▶ _Records for this task_
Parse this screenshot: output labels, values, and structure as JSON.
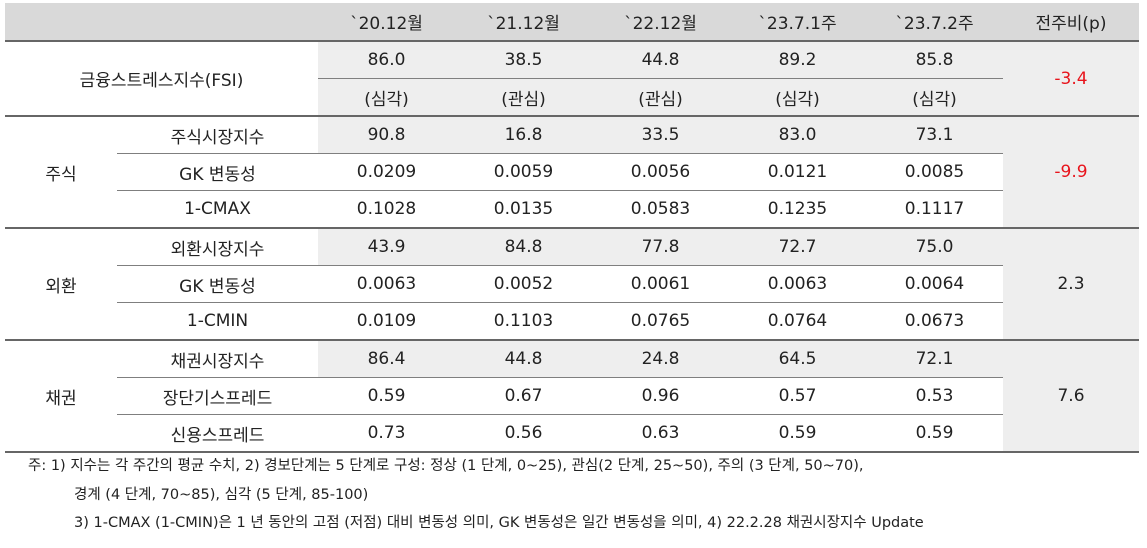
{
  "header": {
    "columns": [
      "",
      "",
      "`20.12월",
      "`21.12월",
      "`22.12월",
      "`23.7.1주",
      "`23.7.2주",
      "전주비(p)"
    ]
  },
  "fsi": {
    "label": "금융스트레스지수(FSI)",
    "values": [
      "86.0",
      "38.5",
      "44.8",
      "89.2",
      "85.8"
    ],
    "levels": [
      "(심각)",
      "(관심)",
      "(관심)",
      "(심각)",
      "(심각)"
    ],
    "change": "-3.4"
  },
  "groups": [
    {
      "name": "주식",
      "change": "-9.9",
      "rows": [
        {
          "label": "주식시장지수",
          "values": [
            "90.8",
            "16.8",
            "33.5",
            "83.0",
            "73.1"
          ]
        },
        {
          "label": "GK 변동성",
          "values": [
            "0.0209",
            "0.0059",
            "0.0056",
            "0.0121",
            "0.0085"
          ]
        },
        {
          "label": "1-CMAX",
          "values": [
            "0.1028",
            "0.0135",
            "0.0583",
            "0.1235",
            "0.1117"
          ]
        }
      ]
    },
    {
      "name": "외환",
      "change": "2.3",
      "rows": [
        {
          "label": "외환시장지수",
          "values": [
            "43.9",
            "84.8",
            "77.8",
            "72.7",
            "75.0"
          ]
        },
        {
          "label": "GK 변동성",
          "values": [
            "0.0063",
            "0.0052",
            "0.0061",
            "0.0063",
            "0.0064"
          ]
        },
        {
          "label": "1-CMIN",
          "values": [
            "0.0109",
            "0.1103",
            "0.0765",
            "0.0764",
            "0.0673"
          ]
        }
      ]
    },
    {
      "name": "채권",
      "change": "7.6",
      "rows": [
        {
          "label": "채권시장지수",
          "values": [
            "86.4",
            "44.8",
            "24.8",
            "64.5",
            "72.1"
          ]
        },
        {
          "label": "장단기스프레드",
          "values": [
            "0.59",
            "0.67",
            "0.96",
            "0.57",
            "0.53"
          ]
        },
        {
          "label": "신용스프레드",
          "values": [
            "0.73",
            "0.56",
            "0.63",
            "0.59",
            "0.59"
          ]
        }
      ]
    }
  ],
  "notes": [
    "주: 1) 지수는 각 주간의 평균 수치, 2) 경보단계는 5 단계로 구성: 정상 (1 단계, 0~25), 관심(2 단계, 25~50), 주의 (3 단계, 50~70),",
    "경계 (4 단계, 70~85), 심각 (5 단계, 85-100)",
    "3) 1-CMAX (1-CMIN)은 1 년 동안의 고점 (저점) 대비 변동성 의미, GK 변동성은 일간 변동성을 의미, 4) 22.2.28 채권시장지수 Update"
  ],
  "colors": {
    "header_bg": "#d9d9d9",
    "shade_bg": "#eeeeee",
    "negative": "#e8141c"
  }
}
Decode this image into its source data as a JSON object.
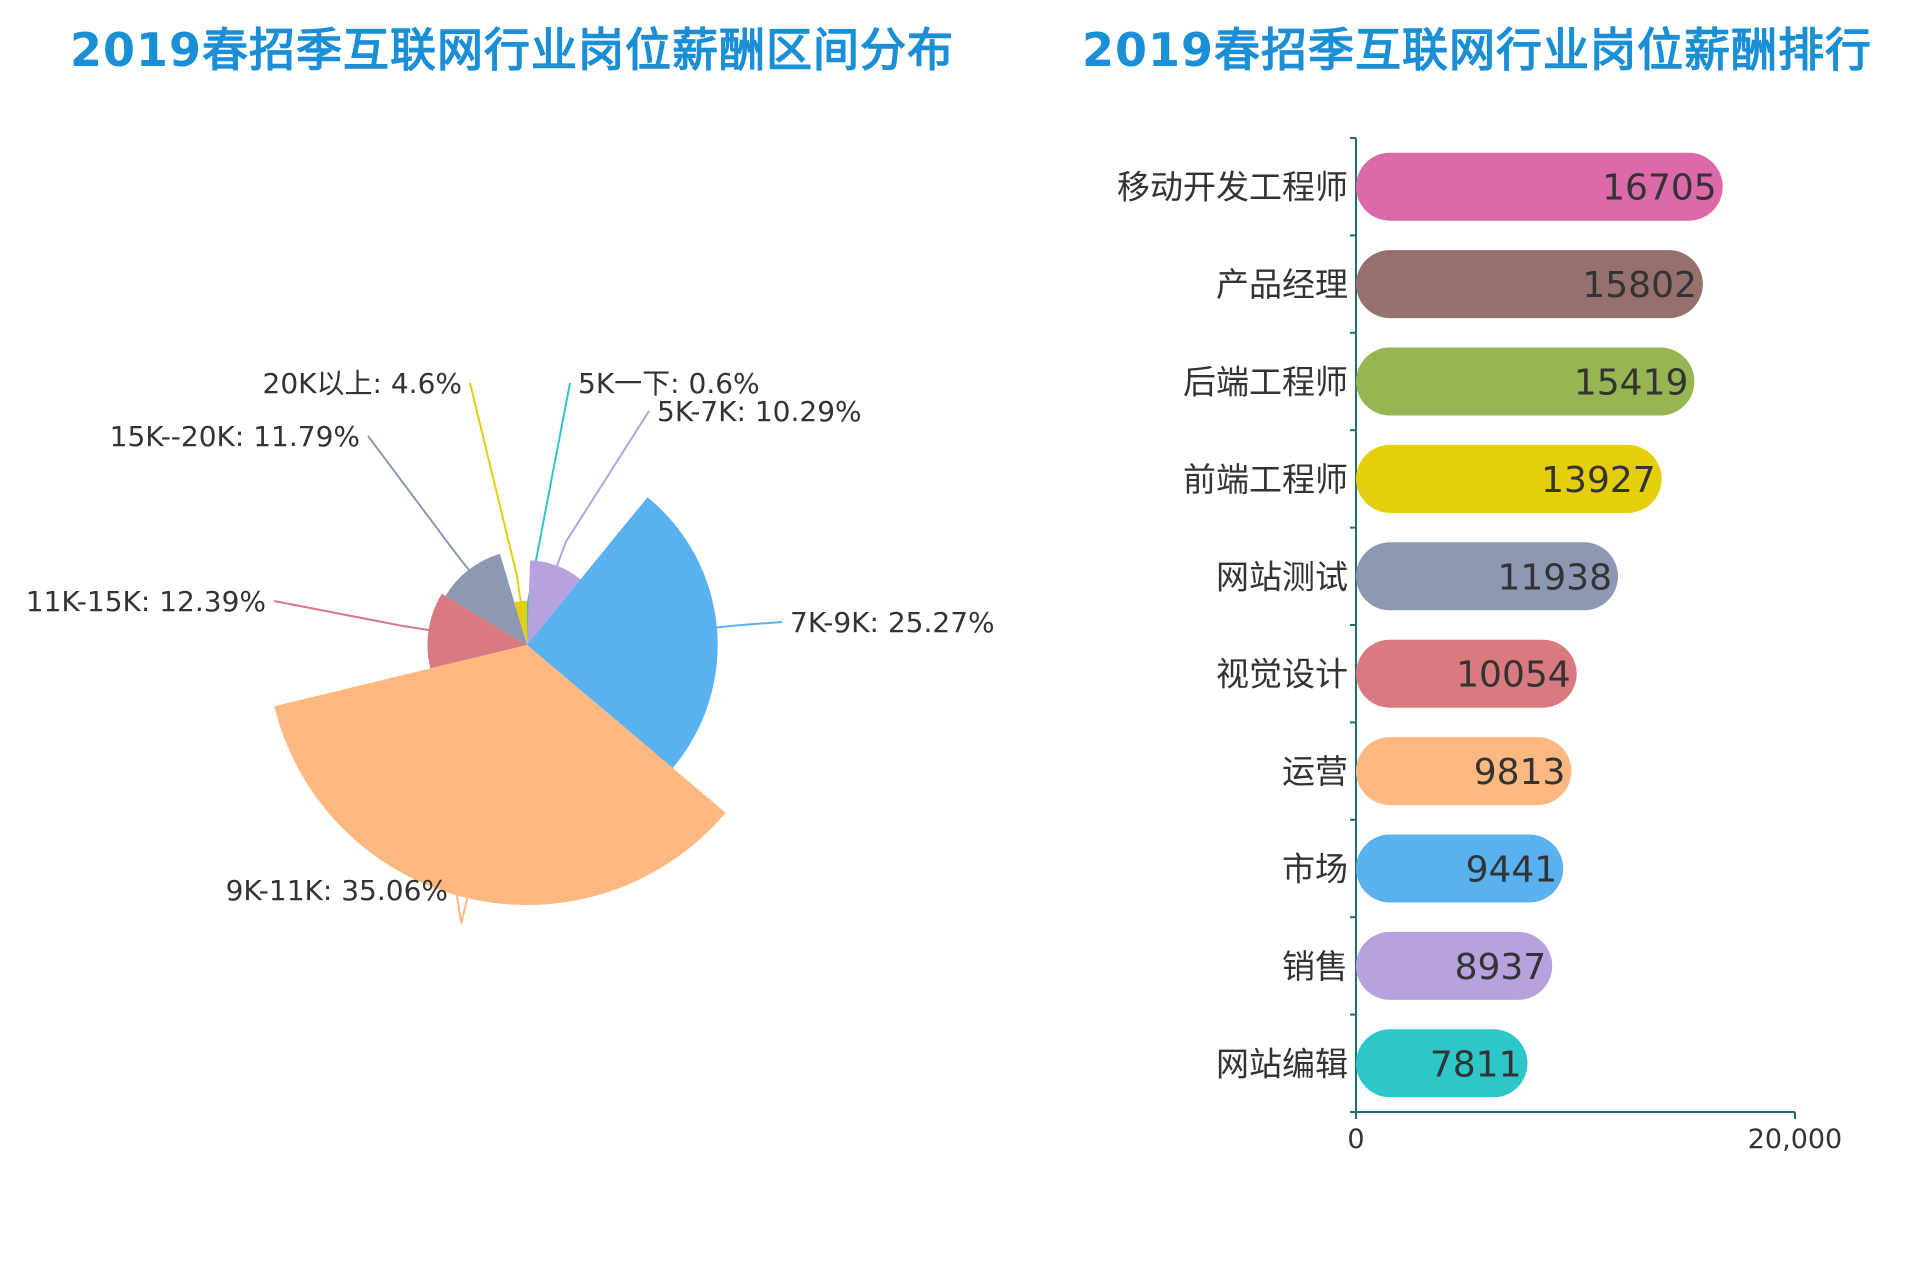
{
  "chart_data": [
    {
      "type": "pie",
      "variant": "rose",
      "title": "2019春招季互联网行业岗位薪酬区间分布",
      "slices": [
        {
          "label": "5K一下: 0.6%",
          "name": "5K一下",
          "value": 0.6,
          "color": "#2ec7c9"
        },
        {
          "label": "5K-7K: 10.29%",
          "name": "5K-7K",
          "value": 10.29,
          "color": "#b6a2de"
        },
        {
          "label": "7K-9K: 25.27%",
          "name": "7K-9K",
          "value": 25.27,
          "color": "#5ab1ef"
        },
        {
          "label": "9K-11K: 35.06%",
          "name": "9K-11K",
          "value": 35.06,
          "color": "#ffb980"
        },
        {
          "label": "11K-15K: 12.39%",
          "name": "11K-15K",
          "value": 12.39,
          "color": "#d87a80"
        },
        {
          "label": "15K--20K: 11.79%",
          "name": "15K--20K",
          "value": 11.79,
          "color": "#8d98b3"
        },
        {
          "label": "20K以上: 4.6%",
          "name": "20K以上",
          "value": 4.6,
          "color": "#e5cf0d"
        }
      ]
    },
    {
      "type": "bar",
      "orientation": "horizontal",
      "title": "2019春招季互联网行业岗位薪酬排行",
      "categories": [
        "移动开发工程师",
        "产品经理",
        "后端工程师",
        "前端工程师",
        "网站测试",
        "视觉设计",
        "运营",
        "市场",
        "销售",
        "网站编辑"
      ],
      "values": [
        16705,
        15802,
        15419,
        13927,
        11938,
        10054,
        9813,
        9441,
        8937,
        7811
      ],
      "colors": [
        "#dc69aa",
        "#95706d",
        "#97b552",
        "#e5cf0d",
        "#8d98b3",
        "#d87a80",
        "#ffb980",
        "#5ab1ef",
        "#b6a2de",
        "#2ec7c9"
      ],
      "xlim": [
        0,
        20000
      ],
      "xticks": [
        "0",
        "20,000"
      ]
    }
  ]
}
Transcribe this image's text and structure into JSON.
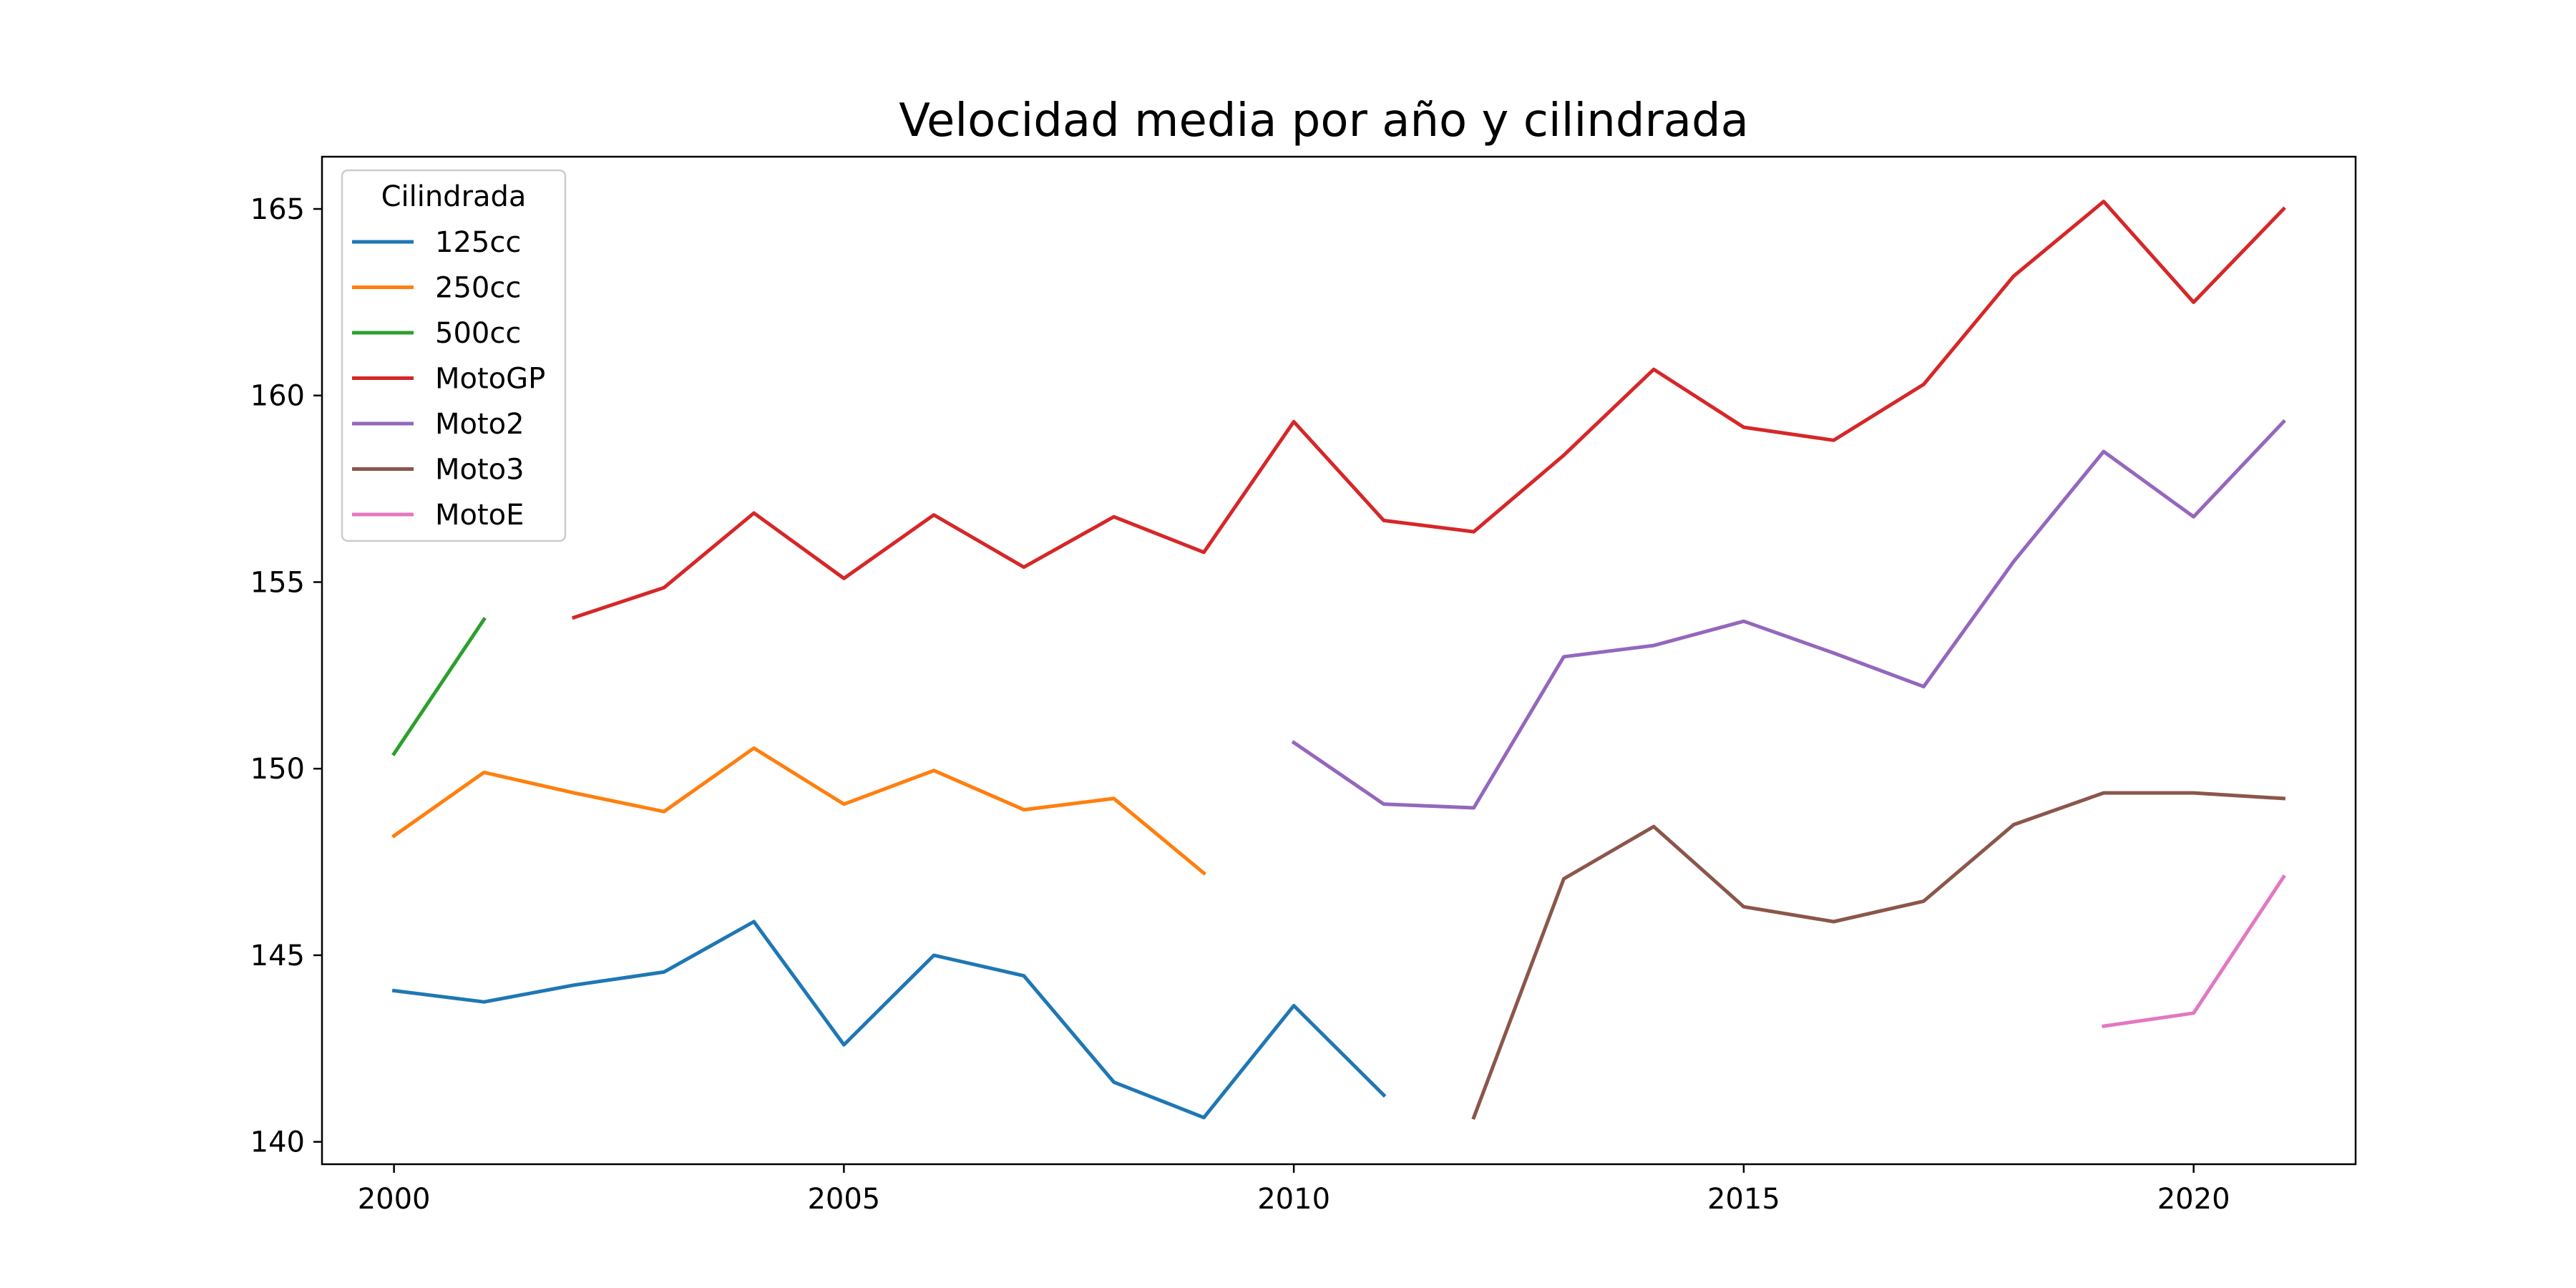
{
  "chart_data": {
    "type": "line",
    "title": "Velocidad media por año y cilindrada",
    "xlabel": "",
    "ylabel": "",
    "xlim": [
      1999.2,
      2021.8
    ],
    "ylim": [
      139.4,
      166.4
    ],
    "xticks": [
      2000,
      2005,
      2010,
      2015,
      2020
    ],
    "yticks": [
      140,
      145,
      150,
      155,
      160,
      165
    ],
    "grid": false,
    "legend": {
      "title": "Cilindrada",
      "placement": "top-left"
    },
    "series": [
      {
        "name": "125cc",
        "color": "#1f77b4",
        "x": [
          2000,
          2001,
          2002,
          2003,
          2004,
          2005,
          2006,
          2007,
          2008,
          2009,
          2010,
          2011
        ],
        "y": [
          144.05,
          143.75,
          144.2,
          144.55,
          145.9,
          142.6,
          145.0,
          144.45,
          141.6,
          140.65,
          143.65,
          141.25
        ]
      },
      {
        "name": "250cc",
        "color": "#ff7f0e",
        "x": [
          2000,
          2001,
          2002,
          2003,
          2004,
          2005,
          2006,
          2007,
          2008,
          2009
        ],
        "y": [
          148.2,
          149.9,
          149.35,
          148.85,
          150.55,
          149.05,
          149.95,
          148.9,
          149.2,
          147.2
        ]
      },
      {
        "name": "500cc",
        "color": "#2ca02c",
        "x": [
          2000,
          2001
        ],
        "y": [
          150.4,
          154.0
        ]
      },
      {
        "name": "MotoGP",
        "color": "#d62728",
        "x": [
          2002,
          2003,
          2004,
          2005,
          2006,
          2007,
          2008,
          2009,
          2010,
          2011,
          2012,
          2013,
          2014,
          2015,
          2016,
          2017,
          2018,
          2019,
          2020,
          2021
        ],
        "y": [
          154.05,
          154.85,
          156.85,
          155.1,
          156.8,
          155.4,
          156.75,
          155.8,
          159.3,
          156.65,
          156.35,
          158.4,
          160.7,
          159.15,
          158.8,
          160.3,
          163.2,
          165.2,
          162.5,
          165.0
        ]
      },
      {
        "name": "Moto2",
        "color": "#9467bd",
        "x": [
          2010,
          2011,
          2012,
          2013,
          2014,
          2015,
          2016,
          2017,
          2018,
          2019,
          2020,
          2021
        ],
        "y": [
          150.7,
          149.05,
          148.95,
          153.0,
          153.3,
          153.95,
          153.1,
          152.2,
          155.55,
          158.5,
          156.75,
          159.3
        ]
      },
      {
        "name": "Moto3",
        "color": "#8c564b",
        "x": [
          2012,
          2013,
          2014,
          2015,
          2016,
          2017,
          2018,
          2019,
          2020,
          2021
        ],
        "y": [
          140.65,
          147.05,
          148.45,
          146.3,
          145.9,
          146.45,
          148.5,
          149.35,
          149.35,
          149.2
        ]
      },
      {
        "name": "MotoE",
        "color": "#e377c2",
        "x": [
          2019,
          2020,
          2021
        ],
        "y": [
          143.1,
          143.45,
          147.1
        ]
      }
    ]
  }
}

▶ _Task prompt_
From the entries above, list each line with "CMIN" in it.

▶ _Exercise result_
          "label": "1-CMIN",
    "3) 1-CMAX (1-CMIN)은 1 년 동안의 고점 (저점) 대비 변동성 의미, GK 변동성은 일간 변동성을 의미, 4) 22.2.28 채권시장지수 Update"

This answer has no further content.